▶ [EXCERPT PROVIDED]
··········

Key sealing. In production, keys are sealed by the hardware — MKTME for Intel TDX, VMSA for AMD SEV-SNP, KMS for AWS Nitro, and CC memory for NVIDIA GPU. In simulation mode, keys are derived from a UUID. The API is identical in both modes.

Step 6: Private AI Inference in TEE

The full flow: register as a TEE provider, submit attestation to the network, and serve a model inside the enclave. All inference runs in encrypted memory:

use tenzro_sdk::{TenzroClient, config::SdkConfig};
use tenzro_tee::detect_tee;

#[tokio::main]
async fn main() -> Result<(), Box<dyn std::error::Error>> {
    let config = SdkConfig::testnet();
    let client = TenzroClient::connect(config).await?;
    let tee = detect_tee().await?;

    // Register as a TEE provider
    let tx_hash = client.provider().register(vec!["qwen3.5-0.8b".to_string()], 2000).await?;
    println!("TEE Provider registered: {}", tx_hash);

    // Generate attestation for the network
    let report = tee.generate_attestation(b"tenzro-provider-registration").await?;

    // Serve a model inside the TEE enclave
    // All inference happens in encrypted memory:
    //   - Model weights are sealed at rest
    //   - Input prompts are encrypted in transit (TLS) and in the enclave
    //   - Output tokens are generated inside the enclave
    //   - Only the encrypted response leaves the TEE boundary
    client.provider().serve_model("qwen3.5-0.8b.Q4_K_M").await?;

    println!("Model serving inside TEE enclave");
    println!("TEE attestation: {}", report.platform);
    println!("Clients can verify attestation before sending sensitive prompts");

    tokio::signal::ctrl_c().await?;
    Ok(())

··········

▶ [SUPPLIED RECORDS]

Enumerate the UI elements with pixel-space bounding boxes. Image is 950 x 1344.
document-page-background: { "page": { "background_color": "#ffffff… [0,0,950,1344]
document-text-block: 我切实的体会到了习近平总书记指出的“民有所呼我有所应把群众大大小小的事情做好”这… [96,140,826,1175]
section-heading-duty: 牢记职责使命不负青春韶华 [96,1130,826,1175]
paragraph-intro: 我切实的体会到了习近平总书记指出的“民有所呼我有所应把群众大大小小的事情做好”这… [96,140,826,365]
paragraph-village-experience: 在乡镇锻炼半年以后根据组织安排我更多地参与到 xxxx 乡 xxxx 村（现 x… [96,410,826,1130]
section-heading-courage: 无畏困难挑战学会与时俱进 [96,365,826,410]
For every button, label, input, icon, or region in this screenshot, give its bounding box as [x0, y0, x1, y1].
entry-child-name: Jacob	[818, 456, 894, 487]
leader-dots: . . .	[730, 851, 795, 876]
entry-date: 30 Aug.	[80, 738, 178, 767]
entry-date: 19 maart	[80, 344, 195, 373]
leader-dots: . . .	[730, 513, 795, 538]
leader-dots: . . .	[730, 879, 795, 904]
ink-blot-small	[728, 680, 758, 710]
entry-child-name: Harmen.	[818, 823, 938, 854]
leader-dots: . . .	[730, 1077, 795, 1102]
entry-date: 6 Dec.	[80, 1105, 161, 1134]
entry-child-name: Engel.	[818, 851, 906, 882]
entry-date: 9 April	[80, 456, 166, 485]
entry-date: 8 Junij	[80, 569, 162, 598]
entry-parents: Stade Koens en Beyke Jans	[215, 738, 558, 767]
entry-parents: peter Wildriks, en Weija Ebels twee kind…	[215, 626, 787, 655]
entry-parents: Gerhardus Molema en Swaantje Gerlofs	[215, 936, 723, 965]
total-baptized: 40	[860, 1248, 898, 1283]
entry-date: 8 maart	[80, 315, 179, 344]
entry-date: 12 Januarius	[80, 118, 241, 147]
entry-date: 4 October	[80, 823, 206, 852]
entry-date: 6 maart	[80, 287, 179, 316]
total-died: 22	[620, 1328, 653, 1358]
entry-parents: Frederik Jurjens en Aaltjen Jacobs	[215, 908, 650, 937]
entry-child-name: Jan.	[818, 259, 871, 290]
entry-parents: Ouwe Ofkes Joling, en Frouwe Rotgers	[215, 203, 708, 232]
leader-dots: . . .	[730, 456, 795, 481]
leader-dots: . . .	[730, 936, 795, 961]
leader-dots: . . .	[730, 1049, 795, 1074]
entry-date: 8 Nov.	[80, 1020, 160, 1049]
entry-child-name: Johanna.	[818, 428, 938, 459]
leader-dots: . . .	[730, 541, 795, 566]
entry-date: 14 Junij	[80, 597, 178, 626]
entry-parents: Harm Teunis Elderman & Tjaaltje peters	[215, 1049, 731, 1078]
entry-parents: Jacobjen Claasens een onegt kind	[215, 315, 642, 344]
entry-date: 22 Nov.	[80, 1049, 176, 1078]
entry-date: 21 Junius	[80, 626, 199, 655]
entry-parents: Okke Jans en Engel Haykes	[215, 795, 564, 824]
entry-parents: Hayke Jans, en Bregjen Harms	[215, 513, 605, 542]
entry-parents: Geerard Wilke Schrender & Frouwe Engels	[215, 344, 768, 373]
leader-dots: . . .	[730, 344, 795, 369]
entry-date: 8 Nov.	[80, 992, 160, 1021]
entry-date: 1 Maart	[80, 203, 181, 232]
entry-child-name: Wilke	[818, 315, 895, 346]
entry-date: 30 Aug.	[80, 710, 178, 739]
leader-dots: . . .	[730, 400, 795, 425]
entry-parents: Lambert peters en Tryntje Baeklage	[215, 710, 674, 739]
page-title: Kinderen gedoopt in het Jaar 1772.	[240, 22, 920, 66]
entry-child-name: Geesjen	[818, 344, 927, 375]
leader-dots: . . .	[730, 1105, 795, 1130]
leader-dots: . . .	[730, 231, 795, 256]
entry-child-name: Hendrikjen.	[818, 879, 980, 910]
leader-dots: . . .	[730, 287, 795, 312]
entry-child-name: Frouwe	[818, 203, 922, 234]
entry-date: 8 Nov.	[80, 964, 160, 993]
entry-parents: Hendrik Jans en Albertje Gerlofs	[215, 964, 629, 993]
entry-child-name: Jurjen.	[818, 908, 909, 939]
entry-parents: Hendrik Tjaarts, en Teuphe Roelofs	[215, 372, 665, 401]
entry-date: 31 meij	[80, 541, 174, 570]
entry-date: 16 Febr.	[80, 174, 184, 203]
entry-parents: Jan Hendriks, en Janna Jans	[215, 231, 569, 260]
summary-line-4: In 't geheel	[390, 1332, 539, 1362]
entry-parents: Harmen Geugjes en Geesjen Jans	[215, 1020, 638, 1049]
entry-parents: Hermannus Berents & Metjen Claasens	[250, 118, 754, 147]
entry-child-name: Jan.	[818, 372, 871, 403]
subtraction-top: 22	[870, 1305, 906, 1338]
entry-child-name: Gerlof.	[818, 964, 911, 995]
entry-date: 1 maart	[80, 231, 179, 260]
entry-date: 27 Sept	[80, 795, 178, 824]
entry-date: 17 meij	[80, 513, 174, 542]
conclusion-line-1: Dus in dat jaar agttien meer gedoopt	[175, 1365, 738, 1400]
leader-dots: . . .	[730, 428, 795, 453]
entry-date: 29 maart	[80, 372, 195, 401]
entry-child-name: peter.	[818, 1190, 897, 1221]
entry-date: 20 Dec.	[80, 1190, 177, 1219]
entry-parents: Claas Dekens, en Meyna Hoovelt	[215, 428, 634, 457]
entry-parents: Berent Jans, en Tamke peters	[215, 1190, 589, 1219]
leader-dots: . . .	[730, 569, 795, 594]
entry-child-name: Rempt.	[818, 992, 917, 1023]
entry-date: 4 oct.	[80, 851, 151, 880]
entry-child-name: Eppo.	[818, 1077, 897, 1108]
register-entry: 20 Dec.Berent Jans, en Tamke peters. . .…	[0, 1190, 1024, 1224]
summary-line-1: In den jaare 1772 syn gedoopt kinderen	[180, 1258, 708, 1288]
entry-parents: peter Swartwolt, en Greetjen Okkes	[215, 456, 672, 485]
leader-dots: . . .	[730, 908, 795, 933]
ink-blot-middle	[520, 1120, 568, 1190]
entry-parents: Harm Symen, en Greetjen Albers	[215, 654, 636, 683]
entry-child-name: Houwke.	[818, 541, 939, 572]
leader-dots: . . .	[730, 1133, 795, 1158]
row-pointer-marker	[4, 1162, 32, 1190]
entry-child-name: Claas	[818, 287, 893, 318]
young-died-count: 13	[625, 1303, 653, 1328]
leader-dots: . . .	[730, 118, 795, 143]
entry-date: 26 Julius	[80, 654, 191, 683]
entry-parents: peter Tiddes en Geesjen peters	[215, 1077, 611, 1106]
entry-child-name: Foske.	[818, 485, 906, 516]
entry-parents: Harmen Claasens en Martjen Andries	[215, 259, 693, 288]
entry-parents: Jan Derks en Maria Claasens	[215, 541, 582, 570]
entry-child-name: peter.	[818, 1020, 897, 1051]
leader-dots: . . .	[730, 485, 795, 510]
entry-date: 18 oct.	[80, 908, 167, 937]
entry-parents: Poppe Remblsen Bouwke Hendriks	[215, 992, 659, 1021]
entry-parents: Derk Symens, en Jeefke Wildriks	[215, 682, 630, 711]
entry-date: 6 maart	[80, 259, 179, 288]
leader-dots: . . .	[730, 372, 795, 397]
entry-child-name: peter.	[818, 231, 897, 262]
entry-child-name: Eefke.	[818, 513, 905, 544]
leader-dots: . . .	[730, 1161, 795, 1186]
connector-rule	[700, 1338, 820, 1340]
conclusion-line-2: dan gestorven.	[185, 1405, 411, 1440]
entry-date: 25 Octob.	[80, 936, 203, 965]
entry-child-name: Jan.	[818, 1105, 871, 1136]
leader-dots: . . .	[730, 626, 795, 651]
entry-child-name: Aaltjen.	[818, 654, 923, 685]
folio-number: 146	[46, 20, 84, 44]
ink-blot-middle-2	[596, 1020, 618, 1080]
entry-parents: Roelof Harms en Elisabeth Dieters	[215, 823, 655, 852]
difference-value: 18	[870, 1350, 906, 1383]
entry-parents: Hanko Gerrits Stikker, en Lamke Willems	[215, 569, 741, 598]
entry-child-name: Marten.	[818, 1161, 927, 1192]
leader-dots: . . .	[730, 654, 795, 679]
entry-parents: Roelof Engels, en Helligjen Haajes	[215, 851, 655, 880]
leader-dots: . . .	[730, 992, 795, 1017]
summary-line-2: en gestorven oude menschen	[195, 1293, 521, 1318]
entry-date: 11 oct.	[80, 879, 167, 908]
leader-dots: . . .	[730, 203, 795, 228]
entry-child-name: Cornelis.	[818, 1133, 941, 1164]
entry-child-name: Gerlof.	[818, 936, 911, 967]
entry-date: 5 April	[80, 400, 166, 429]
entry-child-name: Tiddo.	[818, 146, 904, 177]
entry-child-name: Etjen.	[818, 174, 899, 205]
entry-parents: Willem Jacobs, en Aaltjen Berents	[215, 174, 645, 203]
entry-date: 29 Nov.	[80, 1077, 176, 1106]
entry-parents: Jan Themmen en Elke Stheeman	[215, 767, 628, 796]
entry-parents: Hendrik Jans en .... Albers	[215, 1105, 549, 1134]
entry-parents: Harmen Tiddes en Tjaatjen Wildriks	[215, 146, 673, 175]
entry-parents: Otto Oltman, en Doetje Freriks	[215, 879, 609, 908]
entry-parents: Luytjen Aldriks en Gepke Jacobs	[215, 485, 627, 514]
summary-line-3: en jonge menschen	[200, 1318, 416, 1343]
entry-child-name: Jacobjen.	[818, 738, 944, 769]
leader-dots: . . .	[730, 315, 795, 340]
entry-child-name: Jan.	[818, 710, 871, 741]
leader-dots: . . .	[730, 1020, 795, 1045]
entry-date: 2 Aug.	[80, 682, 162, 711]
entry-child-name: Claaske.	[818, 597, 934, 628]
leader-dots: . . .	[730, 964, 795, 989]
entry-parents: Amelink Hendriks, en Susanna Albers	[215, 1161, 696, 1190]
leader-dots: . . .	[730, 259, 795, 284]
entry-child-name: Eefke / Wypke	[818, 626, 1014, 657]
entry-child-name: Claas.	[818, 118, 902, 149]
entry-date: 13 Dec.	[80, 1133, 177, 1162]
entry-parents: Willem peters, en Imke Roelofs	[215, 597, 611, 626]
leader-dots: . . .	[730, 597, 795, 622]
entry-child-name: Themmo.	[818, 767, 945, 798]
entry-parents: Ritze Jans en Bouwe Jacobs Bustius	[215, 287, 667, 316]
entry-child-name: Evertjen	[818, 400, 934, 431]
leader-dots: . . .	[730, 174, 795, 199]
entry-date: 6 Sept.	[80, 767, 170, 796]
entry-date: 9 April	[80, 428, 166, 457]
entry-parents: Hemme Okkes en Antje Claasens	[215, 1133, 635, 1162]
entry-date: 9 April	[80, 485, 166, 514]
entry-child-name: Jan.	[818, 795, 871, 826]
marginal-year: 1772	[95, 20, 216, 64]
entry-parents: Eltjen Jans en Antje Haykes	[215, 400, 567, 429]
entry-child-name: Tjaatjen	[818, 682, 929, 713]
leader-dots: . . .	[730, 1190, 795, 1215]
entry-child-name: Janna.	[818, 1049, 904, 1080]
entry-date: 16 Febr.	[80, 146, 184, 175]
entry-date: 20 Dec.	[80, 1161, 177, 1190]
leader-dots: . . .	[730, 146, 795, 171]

··········

▶ [ASSIGNED TASK]
Extract the passage of the excerpt on private AI inference from "Key sealing. In" up to and including "in both modes.". The listing has no connection to the excerpt on private AI inference.

▶ [FINAL ANSWER]
Key sealing. In production, keys are sealed by the hardware — MKTME for Intel TDX, VMSA for AMD SEV-SNP, KMS for AWS Nitro, and CC memory for NVIDIA GPU. In simulation mode, keys are derived from a UUID. The API is identical in both modes.